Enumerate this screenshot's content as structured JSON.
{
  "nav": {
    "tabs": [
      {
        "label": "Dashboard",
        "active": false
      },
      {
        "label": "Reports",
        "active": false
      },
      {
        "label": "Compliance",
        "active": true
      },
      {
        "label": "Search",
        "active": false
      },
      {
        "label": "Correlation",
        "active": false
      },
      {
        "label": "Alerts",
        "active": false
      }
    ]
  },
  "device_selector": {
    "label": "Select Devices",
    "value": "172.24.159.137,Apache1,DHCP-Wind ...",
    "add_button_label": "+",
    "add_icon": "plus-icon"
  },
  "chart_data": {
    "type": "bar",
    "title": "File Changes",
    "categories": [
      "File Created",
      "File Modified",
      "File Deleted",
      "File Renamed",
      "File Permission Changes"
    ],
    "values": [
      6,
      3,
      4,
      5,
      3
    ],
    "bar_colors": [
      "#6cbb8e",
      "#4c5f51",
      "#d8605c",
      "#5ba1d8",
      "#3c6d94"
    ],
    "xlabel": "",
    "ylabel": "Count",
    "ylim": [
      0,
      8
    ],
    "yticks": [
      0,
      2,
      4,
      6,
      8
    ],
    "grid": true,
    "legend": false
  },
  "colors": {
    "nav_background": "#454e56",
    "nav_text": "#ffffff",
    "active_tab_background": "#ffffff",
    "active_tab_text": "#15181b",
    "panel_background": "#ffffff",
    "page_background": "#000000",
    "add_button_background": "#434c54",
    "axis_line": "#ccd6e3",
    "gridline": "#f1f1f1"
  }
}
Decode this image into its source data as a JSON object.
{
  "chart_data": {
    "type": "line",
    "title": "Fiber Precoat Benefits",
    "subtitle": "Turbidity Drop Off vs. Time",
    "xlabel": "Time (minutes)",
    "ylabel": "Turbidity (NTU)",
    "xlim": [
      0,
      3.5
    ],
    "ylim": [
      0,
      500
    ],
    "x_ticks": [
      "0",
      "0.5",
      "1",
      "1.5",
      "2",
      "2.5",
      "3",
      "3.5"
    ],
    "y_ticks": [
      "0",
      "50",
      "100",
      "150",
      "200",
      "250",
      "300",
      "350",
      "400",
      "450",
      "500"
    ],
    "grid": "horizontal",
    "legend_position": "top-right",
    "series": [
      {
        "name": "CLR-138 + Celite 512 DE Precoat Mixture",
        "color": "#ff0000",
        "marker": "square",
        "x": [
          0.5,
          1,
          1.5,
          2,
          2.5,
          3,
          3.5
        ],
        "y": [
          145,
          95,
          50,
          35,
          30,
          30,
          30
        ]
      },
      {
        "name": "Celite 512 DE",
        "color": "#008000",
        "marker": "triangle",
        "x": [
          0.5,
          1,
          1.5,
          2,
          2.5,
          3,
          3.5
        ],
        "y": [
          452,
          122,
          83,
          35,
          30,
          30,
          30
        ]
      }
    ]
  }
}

———

■ Given instruction ■
From the listing above, pick out every line containing "JSON".

■ Answer to this problem ■
Enumerate this screenshot's content as structured JSON.
Decode this image into its source data as a JSON object.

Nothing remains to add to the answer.